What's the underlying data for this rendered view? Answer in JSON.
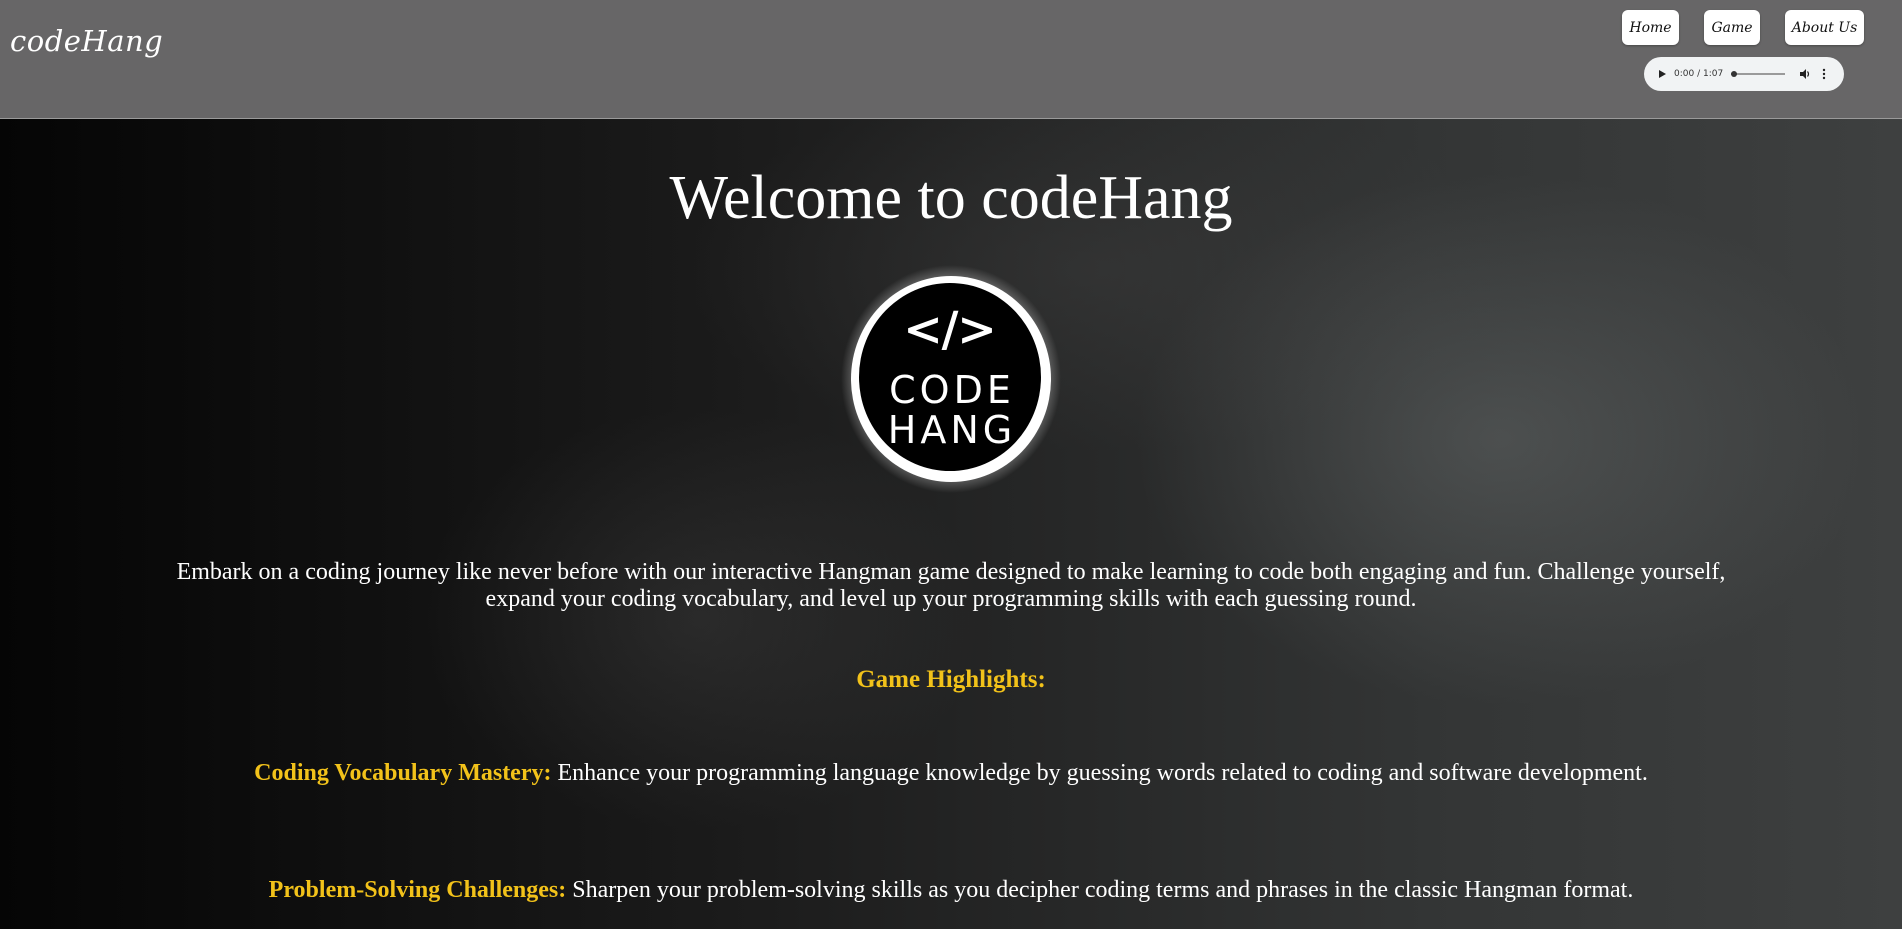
{
  "header": {
    "brand": "codeHang",
    "nav": {
      "home": "Home",
      "game": "Game",
      "about": "About Us"
    },
    "audio": {
      "time": "0:00 / 1:07",
      "progress": 0
    }
  },
  "main": {
    "title": "Welcome to codeHang",
    "logo": {
      "symbol": "</>",
      "line1": "CODE",
      "line2": "HANG"
    },
    "intro": "Embark on a coding journey like never before with our interactive Hangman game designed to make learning to code both engaging and fun. Challenge yourself, expand your coding vocabulary, and level up your programming skills with each guessing round.",
    "highlights_heading": "Game Highlights:",
    "features": [
      {
        "label": "Coding Vocabulary Mastery:",
        "text": " Enhance your programming language knowledge by guessing words related to coding and software development."
      },
      {
        "label": "Problem-Solving Challenges:",
        "text": " Sharpen your problem-solving skills as you decipher coding terms and phrases in the classic Hangman format."
      }
    ]
  },
  "colors": {
    "header_bg": "#676667",
    "highlight": "#f2c21a",
    "text": "#ffffff"
  }
}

******************************

What you have to do => Write out the listing above again, exactly, but with no pictures in the copy.

Final result =>
What's the underlying data for this rendered view? Answer in JSON.
{
  "header": {
    "brand": "codeHang",
    "nav": {
      "home": "Home",
      "game": "Game",
      "about": "About Us"
    },
    "audio": {
      "time": "0:00 / 1:07",
      "progress": 0
    }
  },
  "main": {
    "title": "Welcome to codeHang",
    "logo": {
      "symbol": "</>",
      "line1": "CODE",
      "line2": "HANG"
    },
    "intro": "Embark on a coding journey like never before with our interactive Hangman game designed to make learning to code both engaging and fun. Challenge yourself, expand your coding vocabulary, and level up your programming skills with each guessing round.",
    "highlights_heading": "Game Highlights:",
    "features": [
      {
        "label": "Coding Vocabulary Mastery:",
        "text": " Enhance your programming language knowledge by guessing words related to coding and software development."
      },
      {
        "label": "Problem-Solving Challenges:",
        "text": " Sharpen your problem-solving skills as you decipher coding terms and phrases in the classic Hangman format."
      }
    ]
  },
  "colors": {
    "header_bg": "#676667",
    "highlight": "#f2c21a",
    "text": "#ffffff"
  }
}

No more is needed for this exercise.